--- START OF Task inputs ---
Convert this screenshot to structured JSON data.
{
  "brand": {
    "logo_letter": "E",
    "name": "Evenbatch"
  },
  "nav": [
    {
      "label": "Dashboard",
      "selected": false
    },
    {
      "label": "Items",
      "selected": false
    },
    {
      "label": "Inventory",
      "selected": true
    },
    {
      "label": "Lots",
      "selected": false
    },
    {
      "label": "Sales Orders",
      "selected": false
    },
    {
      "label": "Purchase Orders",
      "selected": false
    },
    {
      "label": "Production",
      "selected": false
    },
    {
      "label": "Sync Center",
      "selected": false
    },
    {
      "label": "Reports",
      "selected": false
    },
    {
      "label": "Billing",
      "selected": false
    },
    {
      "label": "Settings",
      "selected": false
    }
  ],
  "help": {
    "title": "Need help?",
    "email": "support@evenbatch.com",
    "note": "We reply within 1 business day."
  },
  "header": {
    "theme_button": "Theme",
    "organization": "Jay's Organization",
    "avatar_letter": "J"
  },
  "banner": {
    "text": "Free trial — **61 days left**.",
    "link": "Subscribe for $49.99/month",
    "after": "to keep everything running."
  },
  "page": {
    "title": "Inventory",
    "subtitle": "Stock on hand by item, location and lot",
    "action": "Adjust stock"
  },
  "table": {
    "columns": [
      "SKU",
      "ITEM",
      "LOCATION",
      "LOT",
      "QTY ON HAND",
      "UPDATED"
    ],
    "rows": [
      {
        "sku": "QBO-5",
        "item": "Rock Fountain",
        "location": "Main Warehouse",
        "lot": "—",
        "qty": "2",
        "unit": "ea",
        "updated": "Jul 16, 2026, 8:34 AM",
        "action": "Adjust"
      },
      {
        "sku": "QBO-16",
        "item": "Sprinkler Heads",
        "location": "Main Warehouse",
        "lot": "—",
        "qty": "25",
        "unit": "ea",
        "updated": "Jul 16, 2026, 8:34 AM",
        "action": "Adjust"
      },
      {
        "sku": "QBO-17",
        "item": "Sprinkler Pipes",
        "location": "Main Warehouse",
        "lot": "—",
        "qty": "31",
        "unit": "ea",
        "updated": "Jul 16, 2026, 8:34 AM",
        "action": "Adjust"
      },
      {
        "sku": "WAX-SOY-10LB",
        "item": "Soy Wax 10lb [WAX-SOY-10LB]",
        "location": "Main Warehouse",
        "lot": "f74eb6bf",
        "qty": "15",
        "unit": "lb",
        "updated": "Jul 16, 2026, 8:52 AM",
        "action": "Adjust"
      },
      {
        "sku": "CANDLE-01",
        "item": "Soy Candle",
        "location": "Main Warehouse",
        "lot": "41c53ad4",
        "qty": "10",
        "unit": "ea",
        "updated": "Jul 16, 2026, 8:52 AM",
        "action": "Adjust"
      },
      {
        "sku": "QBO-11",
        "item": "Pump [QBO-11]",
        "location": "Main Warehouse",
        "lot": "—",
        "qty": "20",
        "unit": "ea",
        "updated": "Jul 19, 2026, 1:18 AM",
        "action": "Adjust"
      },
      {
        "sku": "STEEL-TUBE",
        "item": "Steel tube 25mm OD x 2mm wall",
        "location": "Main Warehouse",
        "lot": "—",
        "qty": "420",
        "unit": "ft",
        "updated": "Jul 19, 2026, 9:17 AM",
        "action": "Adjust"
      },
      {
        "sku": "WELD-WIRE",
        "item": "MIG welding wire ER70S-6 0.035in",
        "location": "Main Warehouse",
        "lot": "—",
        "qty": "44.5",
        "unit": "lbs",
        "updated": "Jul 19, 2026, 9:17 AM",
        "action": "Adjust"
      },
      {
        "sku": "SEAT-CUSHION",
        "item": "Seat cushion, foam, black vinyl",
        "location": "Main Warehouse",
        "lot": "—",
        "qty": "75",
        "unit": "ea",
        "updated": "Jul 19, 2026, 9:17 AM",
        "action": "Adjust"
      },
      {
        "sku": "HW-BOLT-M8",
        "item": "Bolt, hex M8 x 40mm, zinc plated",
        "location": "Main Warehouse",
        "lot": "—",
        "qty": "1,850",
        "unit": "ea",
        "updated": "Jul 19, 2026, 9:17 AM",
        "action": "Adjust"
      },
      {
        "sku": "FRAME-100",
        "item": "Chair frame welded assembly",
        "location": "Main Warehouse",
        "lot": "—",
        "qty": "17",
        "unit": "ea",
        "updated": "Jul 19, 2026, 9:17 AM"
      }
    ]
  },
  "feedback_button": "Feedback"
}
--- END OF Task inputs ---
§ **What is asked**: All lines above containing the string "Sprinkler" are to be collected.

§ **The answer**:
        "item": "Sprinkler Heads",
        "item": "Sprinkler Pipes",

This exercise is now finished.